- _REQUIRED TASK_:
Select the lines below containing the word "recours".

##### PROVIDED RECORDS

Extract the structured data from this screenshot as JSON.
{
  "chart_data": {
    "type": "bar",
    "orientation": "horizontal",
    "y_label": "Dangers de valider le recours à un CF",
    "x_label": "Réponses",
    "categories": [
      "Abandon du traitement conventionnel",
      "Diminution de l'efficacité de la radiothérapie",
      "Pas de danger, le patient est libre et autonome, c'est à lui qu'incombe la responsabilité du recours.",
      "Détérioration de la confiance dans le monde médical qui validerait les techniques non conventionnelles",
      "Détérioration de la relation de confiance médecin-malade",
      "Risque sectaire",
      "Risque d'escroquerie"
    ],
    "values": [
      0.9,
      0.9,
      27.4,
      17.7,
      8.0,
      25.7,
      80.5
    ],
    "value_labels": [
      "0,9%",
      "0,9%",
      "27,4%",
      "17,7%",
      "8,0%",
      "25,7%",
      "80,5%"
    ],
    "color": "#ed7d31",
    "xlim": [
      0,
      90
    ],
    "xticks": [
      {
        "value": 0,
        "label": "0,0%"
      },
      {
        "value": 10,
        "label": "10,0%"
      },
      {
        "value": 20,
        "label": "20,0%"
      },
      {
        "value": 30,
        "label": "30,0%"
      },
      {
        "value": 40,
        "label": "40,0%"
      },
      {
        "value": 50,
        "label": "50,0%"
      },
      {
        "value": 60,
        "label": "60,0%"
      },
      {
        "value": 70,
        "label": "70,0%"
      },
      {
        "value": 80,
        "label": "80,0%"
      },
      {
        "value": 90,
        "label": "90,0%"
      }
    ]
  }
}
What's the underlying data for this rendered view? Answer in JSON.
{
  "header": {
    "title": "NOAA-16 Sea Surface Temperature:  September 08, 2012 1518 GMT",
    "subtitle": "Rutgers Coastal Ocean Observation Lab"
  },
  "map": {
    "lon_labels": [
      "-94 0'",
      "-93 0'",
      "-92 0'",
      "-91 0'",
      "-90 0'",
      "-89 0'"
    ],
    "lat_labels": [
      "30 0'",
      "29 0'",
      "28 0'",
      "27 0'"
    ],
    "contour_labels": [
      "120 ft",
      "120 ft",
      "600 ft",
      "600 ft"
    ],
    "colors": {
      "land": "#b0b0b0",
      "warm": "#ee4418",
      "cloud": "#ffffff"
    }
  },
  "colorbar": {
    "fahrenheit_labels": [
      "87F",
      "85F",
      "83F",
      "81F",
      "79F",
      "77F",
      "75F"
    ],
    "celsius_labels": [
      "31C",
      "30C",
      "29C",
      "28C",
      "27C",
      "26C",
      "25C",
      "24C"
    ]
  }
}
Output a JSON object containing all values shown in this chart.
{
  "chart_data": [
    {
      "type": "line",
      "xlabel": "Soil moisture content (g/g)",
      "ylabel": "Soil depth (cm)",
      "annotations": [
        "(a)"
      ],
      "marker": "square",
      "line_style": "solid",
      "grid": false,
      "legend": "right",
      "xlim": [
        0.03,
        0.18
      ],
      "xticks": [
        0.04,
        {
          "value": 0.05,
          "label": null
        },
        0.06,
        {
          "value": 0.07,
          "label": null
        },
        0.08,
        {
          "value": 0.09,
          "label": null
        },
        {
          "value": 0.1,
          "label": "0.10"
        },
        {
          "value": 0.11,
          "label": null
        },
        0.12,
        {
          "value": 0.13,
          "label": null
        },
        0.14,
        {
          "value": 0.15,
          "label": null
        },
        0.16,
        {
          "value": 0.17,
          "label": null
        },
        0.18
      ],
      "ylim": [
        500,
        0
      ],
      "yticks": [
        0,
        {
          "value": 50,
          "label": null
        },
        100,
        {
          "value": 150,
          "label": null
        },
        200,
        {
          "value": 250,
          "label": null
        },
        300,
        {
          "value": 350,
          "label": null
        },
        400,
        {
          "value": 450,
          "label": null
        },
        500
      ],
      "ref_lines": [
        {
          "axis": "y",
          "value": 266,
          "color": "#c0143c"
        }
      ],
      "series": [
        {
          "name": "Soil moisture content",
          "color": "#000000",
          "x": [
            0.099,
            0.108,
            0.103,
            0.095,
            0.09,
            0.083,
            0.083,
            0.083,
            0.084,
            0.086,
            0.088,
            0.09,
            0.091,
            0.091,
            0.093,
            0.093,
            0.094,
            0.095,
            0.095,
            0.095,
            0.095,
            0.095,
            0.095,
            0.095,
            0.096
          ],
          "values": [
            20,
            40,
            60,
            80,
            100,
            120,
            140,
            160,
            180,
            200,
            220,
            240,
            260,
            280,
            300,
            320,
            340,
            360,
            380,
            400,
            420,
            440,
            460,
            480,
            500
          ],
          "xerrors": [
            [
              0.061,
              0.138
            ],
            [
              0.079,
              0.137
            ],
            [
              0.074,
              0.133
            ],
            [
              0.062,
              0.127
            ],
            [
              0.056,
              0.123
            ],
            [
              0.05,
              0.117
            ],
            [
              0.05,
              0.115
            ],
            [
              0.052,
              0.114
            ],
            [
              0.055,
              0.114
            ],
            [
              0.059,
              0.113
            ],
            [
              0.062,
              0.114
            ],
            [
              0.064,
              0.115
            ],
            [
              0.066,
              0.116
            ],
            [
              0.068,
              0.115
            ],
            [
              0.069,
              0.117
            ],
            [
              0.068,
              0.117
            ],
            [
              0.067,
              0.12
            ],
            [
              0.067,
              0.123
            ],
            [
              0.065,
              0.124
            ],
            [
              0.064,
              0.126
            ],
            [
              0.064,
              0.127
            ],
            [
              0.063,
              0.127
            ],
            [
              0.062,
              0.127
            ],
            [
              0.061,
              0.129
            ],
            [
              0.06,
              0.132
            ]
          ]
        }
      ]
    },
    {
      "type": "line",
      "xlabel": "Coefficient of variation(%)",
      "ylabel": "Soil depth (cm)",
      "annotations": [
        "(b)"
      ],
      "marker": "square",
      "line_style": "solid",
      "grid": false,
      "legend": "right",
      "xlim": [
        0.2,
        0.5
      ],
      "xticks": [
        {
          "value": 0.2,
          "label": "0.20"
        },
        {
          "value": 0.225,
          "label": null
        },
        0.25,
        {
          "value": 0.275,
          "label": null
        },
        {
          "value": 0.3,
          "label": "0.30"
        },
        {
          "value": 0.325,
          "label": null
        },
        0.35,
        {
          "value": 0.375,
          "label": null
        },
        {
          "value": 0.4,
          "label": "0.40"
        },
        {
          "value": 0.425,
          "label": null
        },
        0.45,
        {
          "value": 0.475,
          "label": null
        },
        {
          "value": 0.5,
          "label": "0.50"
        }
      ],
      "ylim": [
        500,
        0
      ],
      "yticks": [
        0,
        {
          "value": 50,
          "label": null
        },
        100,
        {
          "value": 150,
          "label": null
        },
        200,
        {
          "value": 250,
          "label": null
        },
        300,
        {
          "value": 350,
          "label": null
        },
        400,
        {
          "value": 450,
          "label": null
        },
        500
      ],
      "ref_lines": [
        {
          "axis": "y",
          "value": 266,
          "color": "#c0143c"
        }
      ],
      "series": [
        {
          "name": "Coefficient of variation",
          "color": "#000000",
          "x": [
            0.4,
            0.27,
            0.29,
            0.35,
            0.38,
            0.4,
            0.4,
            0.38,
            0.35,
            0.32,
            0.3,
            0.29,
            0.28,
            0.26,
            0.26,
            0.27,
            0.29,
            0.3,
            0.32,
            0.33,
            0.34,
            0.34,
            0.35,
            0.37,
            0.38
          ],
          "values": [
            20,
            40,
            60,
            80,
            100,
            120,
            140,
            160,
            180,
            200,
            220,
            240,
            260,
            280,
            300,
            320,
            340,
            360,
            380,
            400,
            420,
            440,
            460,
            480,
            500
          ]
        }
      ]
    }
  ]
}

##########

- _ANSWER FOR THIS EXERCISE_:
    "y_label": "Dangers de valider le recours à un CF",
      "Pas de danger, le patient est libre et autonome, c'est à lui qu'incombe la responsabilité du recours.",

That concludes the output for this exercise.